(Data excerpts)
↓

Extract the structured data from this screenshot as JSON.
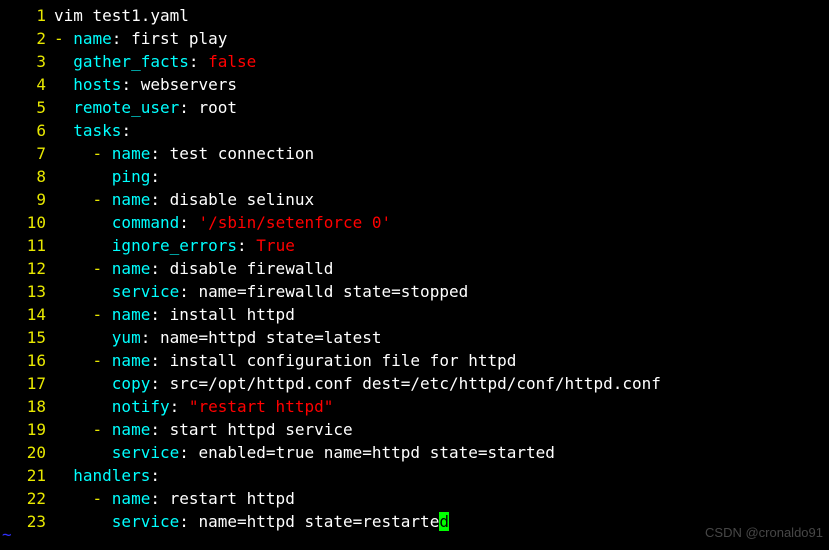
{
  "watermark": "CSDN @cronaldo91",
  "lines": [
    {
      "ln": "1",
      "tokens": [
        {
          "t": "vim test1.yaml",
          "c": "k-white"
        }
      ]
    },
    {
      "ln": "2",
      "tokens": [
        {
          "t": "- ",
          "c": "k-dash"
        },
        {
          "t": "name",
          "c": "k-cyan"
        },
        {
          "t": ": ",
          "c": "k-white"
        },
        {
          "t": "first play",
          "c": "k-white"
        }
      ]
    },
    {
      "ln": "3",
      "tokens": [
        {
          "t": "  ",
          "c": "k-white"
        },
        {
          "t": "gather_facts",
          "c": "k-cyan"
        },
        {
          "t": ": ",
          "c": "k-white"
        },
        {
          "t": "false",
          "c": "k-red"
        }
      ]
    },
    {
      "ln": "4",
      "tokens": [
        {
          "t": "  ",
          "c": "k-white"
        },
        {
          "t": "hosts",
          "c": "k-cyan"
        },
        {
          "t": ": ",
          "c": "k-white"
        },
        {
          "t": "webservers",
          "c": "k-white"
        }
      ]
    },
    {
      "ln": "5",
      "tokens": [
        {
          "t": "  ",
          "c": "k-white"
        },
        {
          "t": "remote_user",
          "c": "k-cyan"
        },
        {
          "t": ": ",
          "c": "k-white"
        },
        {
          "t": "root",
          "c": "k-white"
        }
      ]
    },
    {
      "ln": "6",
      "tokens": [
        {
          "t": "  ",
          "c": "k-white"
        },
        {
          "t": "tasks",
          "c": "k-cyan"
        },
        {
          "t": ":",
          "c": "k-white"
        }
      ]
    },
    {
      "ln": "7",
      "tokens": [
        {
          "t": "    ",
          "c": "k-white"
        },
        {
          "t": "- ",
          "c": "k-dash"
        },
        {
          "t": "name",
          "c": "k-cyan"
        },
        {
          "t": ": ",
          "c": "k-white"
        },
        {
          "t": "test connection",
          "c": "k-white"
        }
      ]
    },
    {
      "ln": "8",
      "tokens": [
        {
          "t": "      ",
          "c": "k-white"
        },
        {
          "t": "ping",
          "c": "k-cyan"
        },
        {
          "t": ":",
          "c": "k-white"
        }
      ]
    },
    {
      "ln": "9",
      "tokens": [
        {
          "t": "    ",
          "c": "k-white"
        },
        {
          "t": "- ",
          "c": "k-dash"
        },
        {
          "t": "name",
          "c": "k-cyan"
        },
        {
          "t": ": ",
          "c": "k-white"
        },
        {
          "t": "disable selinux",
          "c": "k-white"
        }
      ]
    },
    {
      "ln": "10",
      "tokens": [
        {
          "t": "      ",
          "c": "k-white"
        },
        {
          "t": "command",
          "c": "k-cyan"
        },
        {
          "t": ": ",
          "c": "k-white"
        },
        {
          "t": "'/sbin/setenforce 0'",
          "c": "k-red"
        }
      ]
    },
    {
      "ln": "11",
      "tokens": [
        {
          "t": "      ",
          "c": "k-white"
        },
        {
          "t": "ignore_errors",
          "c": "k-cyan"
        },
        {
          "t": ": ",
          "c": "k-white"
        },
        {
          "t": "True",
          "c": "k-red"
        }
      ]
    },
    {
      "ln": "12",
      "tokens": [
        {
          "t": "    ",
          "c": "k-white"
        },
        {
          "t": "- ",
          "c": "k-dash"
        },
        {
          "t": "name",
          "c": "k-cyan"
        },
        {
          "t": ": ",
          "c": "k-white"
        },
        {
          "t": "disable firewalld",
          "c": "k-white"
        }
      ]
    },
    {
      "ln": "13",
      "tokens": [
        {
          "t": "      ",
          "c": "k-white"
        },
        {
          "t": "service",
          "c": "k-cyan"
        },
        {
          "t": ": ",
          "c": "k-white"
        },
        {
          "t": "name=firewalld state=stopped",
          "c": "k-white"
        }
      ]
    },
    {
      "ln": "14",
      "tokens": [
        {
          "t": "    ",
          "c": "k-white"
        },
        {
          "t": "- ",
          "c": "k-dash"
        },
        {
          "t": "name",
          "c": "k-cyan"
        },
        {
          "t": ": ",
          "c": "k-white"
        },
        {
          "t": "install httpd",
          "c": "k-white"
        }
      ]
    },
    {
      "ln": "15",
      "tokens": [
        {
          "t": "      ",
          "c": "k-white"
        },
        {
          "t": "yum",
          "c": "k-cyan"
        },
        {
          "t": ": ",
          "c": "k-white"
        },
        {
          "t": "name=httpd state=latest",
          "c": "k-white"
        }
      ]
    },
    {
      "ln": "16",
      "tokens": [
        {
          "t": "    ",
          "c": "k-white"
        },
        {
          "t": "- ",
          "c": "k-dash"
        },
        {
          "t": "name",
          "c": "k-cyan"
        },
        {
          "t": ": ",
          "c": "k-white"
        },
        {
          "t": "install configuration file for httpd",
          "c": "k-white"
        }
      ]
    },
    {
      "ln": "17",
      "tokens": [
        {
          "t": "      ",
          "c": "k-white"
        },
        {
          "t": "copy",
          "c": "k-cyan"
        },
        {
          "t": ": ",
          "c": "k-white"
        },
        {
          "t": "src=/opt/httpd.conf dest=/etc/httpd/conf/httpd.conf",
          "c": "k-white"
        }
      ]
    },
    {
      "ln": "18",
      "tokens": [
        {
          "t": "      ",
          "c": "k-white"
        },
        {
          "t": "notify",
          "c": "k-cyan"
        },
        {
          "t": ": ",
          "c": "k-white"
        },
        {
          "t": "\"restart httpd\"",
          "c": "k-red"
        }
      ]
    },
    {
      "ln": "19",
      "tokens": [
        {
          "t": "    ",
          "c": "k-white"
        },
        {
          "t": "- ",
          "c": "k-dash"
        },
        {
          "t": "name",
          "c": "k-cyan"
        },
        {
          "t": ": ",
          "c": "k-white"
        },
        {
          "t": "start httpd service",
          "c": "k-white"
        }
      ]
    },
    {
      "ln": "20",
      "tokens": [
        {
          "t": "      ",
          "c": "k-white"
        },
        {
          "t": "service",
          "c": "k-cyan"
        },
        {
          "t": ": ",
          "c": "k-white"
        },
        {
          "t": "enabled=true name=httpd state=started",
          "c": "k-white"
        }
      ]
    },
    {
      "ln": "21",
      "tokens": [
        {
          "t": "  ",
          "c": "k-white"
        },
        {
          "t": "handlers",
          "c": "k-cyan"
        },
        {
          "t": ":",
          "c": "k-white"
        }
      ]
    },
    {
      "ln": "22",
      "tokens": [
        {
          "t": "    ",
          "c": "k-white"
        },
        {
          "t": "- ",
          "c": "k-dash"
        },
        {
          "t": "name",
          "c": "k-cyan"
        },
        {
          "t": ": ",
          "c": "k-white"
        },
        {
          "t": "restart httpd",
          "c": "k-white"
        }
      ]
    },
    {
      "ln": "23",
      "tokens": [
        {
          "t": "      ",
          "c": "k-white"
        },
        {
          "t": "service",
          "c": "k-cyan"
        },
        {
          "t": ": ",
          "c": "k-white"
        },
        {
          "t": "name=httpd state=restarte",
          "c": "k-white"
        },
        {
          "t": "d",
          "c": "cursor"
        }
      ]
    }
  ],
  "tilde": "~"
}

↑
↓

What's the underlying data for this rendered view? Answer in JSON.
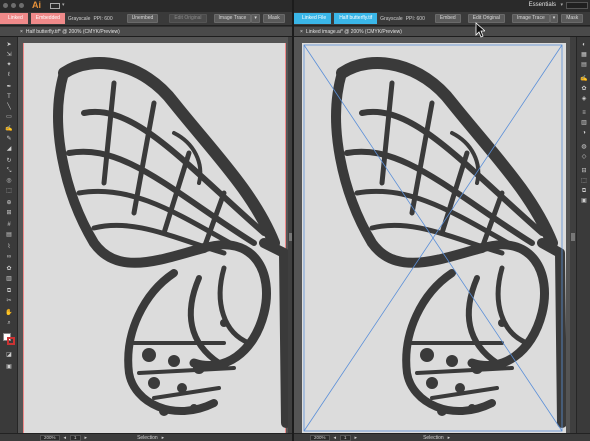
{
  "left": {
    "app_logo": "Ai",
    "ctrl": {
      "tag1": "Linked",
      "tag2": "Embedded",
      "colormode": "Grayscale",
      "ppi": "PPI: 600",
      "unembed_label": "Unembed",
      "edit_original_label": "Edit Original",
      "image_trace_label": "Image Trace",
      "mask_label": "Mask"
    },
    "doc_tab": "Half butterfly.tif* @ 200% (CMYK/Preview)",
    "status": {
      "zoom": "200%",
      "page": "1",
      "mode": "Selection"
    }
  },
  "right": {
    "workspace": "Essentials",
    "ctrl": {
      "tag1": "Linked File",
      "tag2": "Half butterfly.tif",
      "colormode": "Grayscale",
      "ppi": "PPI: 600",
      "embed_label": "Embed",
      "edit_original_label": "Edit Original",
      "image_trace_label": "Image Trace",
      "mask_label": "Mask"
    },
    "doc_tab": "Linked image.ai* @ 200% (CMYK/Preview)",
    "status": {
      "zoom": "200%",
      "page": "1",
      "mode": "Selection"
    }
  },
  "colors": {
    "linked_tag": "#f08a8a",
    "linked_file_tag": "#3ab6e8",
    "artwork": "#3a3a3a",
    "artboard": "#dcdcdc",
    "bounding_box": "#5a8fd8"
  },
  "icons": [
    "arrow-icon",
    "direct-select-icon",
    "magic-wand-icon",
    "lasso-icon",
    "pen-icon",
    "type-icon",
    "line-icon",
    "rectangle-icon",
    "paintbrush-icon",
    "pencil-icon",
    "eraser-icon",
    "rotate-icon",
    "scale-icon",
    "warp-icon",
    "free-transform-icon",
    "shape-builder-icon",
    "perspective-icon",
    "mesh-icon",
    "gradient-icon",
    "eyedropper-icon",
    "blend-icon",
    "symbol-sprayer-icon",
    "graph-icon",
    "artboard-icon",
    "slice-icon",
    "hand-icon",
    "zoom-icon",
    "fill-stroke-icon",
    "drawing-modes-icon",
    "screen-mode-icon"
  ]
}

↑

(INSTRUCTIONS FOR THE TASK) From the entries, report each line that includes the word "CMYK".

(THE COMPLETED TASK)
    "doc_tab": "Half butterfly.tif* @ 200% (CMYK/Preview)",
    "doc_tab": "Linked image.ai* @ 200% (CMYK/Preview)",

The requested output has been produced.